To do: Pictures are not part of the copy; repeat everything else in the records exactly.

--- START Record set ---

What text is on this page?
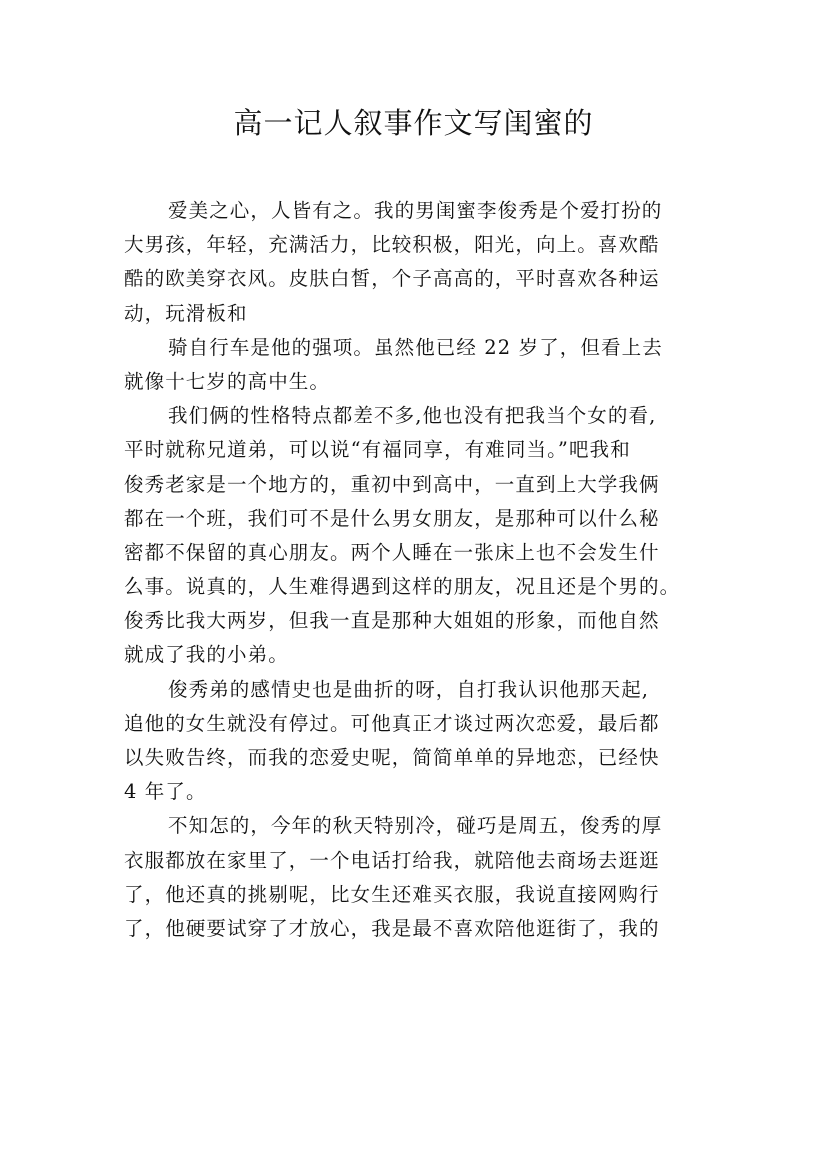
高一记人叙事作文写闺蜜的
爱美之心，人皆有之。我的男闺蜜李俊秀是个爱打扮的
大男孩，年轻，充满活力，比较积极，阳光，向上。喜欢酷
酷的欧美穿衣风。皮肤白皙，个子高高的，平时喜欢各种运
动，玩滑板和
骑自行车是他的强项。虽然他已经 22 岁了，但看上去
就像十七岁的高中生。
我们俩的性格特点都差不多,他也没有把我当个女的看,
平时就称兄道弟，可以说“有福同享，有难同当。”吧我和
俊秀老家是一个地方的，重初中到高中，一直到上大学我俩
都在一个班，我们可不是什么男女朋友，是那种可以什么秘
密都不保留的真心朋友。两个人睡在一张床上也不会发生什
么事。说真的，人生难得遇到这样的朋友，况且还是个男的。
俊秀比我大两岁，但我一直是那种大姐姐的形象，而他自然
就成了我的小弟。
俊秀弟的感情史也是曲折的呀，自打我认识他那天起,
追他的女生就没有停过。可他真正才谈过两次恋爱，最后都
以失败告终，而我的恋爱史呢，简简单单的异地恋，已经快
4 年了。
不知怎的，今年的秋天特别冷，碰巧是周五，俊秀的厚
衣服都放在家里了，一个电话打给我，就陪他去商场去逛逛
了，他还真的挑剔呢，比女生还难买衣服，我说直接网购行
了，他硬要试穿了才放心，我是最不喜欢陪他逛街了，我的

--- END Record set ---

Complete response:
What text is on this page?
高一记人叙事作文写闺蜜的
爱美之心，人皆有之。我的男闺蜜李俊秀是个爱打扮的
大男孩，年轻，充满活力，比较积极，阳光，向上。喜欢酷
酷的欧美穿衣风。皮肤白皙，个子高高的，平时喜欢各种运
动，玩滑板和
骑自行车是他的强项。虽然他已经 22 岁了，但看上去
就像十七岁的高中生。
我们俩的性格特点都差不多,他也没有把我当个女的看,
平时就称兄道弟，可以说“有福同享，有难同当。”吧我和
俊秀老家是一个地方的，重初中到高中，一直到上大学我俩
都在一个班，我们可不是什么男女朋友，是那种可以什么秘
密都不保留的真心朋友。两个人睡在一张床上也不会发生什
么事。说真的，人生难得遇到这样的朋友，况且还是个男的。
俊秀比我大两岁，但我一直是那种大姐姐的形象，而他自然
就成了我的小弟。
俊秀弟的感情史也是曲折的呀，自打我认识他那天起,
追他的女生就没有停过。可他真正才谈过两次恋爱，最后都
以失败告终，而我的恋爱史呢，简简单单的异地恋，已经快
4 年了。
不知怎的，今年的秋天特别冷，碰巧是周五，俊秀的厚
衣服都放在家里了，一个电话打给我，就陪他去商场去逛逛
了，他还真的挑剔呢，比女生还难买衣服，我说直接网购行
了，他硬要试穿了才放心，我是最不喜欢陪他逛街了，我的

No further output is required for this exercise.